* Task objective:
Search the data for the word "current" and copy every line where it occurs.

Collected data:
=-=-=-=-=

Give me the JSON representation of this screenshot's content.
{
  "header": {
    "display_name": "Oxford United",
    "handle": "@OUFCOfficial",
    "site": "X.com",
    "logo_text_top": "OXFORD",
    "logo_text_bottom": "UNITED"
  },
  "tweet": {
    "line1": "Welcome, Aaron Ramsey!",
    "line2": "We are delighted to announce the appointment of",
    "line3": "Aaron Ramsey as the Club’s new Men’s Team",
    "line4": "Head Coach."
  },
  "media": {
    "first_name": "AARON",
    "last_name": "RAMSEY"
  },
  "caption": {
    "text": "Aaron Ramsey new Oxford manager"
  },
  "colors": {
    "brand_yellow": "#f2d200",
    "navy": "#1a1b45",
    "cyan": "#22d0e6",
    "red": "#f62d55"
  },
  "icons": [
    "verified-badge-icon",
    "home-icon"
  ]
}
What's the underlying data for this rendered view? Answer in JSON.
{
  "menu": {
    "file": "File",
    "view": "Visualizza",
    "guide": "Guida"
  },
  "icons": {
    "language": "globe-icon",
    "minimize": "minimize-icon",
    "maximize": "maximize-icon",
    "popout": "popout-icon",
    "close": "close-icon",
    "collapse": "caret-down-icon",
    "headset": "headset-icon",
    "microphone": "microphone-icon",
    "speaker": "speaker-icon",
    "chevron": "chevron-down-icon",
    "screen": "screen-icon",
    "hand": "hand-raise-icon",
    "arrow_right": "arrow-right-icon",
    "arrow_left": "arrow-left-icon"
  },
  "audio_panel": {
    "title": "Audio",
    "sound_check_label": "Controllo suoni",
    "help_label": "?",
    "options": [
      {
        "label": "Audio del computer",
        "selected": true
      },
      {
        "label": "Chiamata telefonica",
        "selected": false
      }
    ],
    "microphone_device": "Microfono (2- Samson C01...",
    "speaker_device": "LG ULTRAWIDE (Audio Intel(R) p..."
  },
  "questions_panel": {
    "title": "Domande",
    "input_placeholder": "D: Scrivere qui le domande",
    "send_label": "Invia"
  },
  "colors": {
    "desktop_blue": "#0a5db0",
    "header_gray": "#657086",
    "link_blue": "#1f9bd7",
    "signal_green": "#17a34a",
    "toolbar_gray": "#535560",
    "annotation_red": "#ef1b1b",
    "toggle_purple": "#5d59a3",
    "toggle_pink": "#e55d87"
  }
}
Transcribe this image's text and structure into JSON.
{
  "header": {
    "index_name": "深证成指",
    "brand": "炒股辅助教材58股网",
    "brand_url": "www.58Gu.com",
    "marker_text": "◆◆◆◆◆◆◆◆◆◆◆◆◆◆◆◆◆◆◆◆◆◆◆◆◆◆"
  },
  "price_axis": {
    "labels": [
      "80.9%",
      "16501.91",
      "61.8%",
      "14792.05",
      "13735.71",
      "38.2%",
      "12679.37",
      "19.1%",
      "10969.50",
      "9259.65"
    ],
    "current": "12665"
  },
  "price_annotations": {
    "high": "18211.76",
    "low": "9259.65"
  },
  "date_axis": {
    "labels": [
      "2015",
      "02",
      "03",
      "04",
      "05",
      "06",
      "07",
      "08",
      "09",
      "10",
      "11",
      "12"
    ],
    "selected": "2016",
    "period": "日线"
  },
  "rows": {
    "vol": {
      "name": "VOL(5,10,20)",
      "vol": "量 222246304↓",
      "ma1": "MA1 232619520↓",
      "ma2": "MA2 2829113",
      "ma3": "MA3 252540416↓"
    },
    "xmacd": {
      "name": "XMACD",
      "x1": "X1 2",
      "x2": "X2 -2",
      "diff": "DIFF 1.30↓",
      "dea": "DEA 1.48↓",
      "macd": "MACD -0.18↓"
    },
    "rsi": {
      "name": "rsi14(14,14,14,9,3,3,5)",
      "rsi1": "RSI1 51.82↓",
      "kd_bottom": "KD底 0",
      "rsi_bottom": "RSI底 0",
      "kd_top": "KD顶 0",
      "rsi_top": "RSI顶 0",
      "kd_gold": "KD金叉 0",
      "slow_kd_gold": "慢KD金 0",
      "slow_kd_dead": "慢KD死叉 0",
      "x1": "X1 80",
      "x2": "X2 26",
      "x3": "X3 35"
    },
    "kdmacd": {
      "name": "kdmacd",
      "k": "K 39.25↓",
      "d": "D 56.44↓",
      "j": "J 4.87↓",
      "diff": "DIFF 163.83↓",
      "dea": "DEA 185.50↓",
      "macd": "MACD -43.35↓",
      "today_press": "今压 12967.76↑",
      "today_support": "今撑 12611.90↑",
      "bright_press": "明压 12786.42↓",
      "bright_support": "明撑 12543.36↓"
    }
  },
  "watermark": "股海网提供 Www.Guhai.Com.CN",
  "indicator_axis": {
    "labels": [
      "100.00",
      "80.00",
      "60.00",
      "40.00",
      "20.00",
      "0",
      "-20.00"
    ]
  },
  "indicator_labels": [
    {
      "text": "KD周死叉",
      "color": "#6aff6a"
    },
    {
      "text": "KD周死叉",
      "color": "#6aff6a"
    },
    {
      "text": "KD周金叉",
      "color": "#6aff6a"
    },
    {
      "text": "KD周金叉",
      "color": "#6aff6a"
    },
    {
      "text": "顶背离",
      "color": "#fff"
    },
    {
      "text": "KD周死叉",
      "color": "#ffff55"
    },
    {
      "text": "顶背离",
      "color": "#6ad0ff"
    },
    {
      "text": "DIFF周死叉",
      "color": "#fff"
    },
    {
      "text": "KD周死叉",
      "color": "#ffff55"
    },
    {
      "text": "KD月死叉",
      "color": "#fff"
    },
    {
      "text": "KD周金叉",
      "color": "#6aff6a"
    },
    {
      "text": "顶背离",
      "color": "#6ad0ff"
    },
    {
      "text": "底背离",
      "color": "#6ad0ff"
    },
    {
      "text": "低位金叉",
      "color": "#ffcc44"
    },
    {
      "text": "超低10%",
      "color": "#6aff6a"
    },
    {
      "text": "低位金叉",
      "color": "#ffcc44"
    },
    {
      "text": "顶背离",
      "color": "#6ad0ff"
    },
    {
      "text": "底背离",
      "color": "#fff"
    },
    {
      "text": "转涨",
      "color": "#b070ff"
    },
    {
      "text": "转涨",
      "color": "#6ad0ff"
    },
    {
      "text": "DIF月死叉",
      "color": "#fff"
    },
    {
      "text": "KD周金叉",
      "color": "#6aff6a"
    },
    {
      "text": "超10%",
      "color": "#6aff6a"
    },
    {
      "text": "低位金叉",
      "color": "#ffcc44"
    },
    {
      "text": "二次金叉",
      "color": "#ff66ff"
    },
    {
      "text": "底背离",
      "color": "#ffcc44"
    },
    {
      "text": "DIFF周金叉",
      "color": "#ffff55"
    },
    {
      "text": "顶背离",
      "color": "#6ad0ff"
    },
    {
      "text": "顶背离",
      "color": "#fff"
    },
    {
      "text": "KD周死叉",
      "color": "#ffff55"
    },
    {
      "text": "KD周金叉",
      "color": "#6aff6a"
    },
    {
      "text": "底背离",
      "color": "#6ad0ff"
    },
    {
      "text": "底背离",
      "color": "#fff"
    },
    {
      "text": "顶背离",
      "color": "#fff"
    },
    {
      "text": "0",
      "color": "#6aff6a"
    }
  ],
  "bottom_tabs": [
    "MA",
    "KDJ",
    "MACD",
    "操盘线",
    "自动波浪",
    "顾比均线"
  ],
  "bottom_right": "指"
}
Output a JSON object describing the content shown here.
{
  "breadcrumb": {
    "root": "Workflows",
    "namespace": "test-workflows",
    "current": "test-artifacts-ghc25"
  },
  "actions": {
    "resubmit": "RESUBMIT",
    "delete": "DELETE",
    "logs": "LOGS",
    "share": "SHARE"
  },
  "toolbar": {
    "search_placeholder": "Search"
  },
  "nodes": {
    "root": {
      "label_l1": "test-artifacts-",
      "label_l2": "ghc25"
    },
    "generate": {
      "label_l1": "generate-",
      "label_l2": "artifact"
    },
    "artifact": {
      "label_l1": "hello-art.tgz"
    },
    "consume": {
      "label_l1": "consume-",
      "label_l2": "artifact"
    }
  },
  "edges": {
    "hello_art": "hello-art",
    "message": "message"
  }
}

=-=-=-=-=

* Full answer:
    "current": "12665"
    "current": "test-artifacts-ghc25"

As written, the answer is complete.